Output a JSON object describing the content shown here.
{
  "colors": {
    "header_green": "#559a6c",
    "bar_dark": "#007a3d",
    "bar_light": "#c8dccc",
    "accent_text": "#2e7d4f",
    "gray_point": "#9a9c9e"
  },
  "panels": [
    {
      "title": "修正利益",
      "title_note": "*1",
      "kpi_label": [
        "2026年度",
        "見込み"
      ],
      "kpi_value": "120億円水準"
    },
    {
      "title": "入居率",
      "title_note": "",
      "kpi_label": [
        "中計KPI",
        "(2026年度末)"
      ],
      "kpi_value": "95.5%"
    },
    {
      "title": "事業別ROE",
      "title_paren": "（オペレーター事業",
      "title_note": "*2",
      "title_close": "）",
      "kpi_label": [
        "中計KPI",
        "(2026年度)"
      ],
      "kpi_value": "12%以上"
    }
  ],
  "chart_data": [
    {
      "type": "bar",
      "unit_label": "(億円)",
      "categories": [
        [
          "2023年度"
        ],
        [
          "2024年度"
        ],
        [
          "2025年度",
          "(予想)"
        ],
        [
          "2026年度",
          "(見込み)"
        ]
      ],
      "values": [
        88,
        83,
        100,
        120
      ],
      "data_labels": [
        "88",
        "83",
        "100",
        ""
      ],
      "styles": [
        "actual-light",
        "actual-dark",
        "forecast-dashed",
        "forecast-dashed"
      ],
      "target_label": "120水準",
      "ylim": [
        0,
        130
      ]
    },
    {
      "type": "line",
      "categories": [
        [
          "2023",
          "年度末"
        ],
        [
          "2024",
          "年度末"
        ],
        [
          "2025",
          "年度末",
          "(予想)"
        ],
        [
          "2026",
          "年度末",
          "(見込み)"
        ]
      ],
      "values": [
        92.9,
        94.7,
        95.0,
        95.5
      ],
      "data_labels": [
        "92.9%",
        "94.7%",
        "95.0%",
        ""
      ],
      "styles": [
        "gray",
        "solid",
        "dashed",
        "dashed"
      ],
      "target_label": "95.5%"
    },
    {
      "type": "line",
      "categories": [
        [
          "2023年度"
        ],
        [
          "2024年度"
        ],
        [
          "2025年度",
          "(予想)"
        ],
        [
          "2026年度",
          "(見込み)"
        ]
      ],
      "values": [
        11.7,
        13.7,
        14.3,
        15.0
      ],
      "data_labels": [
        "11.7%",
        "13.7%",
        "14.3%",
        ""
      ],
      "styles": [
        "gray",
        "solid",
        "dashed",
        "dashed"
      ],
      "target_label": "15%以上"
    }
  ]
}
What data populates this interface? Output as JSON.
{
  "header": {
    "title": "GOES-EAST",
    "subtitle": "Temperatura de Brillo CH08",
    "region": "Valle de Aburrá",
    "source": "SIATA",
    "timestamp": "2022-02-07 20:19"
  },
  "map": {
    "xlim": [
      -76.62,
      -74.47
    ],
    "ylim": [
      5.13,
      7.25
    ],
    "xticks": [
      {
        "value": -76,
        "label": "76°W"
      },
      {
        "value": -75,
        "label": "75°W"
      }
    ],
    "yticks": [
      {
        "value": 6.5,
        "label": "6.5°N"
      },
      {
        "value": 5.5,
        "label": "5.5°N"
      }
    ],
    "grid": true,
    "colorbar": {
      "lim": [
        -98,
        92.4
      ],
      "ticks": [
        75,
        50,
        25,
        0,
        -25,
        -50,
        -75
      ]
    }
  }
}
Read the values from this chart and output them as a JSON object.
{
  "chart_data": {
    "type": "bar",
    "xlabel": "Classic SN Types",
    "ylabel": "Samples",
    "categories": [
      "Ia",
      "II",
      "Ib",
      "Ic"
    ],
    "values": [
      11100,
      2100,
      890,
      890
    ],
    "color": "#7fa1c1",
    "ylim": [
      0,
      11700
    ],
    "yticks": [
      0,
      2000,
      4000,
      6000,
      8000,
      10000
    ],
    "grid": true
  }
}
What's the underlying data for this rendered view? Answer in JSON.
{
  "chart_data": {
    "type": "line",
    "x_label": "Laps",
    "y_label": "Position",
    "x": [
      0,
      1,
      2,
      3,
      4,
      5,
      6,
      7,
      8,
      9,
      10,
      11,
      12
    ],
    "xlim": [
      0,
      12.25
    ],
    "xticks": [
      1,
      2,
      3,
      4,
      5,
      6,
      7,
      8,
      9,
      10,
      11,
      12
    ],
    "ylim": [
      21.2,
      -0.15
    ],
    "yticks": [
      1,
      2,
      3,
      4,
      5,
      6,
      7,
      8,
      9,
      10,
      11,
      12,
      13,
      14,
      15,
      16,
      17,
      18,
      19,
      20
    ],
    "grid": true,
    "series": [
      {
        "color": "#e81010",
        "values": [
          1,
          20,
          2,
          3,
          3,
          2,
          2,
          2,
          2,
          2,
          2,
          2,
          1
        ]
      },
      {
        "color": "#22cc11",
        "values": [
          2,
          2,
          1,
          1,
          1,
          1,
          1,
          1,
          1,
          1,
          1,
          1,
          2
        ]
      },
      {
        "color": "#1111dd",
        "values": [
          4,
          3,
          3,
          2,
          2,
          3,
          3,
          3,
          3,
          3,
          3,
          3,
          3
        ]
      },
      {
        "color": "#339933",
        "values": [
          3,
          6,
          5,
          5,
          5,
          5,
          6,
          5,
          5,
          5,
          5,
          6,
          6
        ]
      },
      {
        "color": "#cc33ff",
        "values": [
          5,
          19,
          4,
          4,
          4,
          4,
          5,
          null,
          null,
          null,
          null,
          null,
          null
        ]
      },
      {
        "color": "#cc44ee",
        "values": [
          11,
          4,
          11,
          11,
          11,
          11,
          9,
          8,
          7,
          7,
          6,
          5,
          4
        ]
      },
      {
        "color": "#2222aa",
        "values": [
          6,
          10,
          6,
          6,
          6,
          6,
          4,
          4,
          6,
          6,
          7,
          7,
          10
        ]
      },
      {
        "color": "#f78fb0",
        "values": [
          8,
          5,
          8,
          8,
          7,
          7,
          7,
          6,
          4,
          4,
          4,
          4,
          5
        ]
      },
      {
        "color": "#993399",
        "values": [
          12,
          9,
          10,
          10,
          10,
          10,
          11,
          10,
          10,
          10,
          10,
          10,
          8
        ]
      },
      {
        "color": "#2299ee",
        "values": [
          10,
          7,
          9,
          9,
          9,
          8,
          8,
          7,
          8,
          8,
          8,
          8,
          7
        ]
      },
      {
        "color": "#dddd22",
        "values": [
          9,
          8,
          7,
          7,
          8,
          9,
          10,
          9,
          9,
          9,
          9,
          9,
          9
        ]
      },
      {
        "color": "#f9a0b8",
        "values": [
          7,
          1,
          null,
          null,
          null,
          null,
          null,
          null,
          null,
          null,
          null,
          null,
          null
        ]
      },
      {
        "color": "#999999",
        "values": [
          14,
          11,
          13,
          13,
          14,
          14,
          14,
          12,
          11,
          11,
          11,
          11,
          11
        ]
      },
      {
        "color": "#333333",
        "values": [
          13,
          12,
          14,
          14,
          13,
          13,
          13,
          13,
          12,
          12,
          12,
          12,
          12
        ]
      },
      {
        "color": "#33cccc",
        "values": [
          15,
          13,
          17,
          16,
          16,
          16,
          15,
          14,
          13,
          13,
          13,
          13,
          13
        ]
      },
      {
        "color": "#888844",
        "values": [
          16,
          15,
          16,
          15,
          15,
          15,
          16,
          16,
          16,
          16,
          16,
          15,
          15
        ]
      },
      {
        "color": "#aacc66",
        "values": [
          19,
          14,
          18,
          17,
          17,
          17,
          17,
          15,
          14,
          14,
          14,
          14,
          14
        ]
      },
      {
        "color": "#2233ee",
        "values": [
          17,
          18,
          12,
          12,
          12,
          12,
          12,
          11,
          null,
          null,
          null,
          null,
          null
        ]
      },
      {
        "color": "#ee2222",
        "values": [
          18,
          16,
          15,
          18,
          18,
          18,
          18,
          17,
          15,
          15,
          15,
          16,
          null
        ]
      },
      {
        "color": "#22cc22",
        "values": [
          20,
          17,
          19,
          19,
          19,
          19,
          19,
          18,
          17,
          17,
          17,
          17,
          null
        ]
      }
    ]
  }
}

_Exercise goal:_ Locate the string "this" in the listing above and copy every line where it occurs.

_Solution:_
What data populates this interface? Output as JSON.
Read the values from this chart and output them as a JSON object.
What's the underlying data for this rendered view? Answer in JSON.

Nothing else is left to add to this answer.